— WORK INSTRUCTIONS —
Copy each of the following items word for word, keeping every line as it appears.

--- begin ---

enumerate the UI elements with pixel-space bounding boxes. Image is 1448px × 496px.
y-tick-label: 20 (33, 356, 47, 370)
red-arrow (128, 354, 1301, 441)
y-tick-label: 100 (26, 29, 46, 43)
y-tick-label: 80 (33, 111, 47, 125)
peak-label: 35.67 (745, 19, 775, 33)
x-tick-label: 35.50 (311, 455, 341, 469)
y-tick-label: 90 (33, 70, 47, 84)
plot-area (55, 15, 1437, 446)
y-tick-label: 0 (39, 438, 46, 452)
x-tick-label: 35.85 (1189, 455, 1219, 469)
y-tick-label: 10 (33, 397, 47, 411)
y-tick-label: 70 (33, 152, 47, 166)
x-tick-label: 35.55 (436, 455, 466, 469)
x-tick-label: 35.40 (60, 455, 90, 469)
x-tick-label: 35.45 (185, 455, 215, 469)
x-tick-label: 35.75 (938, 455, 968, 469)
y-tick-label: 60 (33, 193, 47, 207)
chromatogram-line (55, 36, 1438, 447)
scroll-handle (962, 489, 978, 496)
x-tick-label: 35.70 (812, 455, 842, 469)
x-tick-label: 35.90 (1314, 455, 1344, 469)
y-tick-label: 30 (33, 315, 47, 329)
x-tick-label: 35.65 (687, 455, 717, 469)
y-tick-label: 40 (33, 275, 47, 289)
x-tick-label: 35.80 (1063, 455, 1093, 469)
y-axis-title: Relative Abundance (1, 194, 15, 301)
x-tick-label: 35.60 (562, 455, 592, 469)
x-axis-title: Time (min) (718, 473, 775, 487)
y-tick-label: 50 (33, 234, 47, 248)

--- end ---

— SOLUTION TO THIS PROBLEM —
enumerate the UI elements with pixel-space bounding boxes. Image is 1448px × 496px.
y-tick-label: 20 (33, 356, 47, 370)
red-arrow (128, 354, 1301, 441)
y-tick-label: 100 (26, 29, 46, 43)
y-tick-label: 80 (33, 111, 47, 125)
peak-label: 35.67 (745, 19, 775, 33)
x-tick-label: 35.50 (311, 455, 341, 469)
y-tick-label: 90 (33, 70, 47, 84)
plot-area (55, 15, 1437, 446)
y-tick-label: 0 (39, 438, 46, 452)
x-tick-label: 35.85 (1189, 455, 1219, 469)
y-tick-label: 10 (33, 397, 47, 411)
y-tick-label: 70 (33, 152, 47, 166)
x-tick-label: 35.55 (436, 455, 466, 469)
x-tick-label: 35.40 (60, 455, 90, 469)
x-tick-label: 35.45 (185, 455, 215, 469)
x-tick-label: 35.75 (938, 455, 968, 469)
y-tick-label: 60 (33, 193, 47, 207)
chromatogram-line (55, 36, 1438, 447)
scroll-handle (962, 489, 978, 496)
x-tick-label: 35.70 (812, 455, 842, 469)
x-tick-label: 35.90 (1314, 455, 1344, 469)
y-tick-label: 30 (33, 315, 47, 329)
x-tick-label: 35.65 (687, 455, 717, 469)
y-tick-label: 40 (33, 275, 47, 289)
x-tick-label: 35.80 (1063, 455, 1093, 469)
y-axis-title: Relative Abundance (1, 194, 15, 301)
x-tick-label: 35.60 (562, 455, 592, 469)
x-axis-title: Time (min) (718, 473, 775, 487)
y-tick-label: 50 (33, 234, 47, 248)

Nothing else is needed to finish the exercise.